--- START ---

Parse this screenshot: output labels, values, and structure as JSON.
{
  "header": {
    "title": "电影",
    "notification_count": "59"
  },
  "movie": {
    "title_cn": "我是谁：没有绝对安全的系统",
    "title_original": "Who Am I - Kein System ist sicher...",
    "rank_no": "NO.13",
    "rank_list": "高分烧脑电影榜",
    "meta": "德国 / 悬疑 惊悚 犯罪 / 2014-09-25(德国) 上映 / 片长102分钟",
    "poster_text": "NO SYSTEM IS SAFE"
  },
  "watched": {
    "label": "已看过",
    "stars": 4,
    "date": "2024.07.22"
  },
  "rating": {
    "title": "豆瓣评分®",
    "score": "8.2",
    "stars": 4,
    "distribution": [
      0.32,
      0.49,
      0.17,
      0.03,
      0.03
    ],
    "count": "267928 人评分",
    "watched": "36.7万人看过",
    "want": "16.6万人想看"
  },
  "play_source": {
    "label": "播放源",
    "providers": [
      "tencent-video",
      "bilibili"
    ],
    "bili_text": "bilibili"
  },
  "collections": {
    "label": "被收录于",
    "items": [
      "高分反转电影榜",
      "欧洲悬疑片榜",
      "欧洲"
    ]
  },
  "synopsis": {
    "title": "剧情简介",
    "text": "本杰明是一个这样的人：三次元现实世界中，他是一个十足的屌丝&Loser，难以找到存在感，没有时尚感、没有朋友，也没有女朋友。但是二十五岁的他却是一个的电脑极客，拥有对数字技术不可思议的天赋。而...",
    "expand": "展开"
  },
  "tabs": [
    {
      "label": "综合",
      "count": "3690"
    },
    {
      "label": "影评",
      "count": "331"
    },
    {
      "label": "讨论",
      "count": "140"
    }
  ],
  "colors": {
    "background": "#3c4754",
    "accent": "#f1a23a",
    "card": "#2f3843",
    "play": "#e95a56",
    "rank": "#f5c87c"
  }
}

--- END ---

» What is asked
The listing above must be transcribed exactly, line by line.

» Output of the task
Parse this screenshot: output labels, values, and structure as JSON.
{
  "header": {
    "title": "电影",
    "notification_count": "59"
  },
  "movie": {
    "title_cn": "我是谁：没有绝对安全的系统",
    "title_original": "Who Am I - Kein System ist sicher...",
    "rank_no": "NO.13",
    "rank_list": "高分烧脑电影榜",
    "meta": "德国 / 悬疑 惊悚 犯罪 / 2014-09-25(德国) 上映 / 片长102分钟",
    "poster_text": "NO SYSTEM IS SAFE"
  },
  "watched": {
    "label": "已看过",
    "stars": 4,
    "date": "2024.07.22"
  },
  "rating": {
    "title": "豆瓣评分®",
    "score": "8.2",
    "stars": 4,
    "distribution": [
      0.32,
      0.49,
      0.17,
      0.03,
      0.03
    ],
    "count": "267928 人评分",
    "watched": "36.7万人看过",
    "want": "16.6万人想看"
  },
  "play_source": {
    "label": "播放源",
    "providers": [
      "tencent-video",
      "bilibili"
    ],
    "bili_text": "bilibili"
  },
  "collections": {
    "label": "被收录于",
    "items": [
      "高分反转电影榜",
      "欧洲悬疑片榜",
      "欧洲"
    ]
  },
  "synopsis": {
    "title": "剧情简介",
    "text": "本杰明是一个这样的人：三次元现实世界中，他是一个十足的屌丝&Loser，难以找到存在感，没有时尚感、没有朋友，也没有女朋友。但是二十五岁的他却是一个的电脑极客，拥有对数字技术不可思议的天赋。而...",
    "expand": "展开"
  },
  "tabs": [
    {
      "label": "综合",
      "count": "3690"
    },
    {
      "label": "影评",
      "count": "331"
    },
    {
      "label": "讨论",
      "count": "140"
    }
  ],
  "colors": {
    "background": "#3c4754",
    "accent": "#f1a23a",
    "card": "#2f3843",
    "play": "#e95a56",
    "rank": "#f5c87c"
  }
}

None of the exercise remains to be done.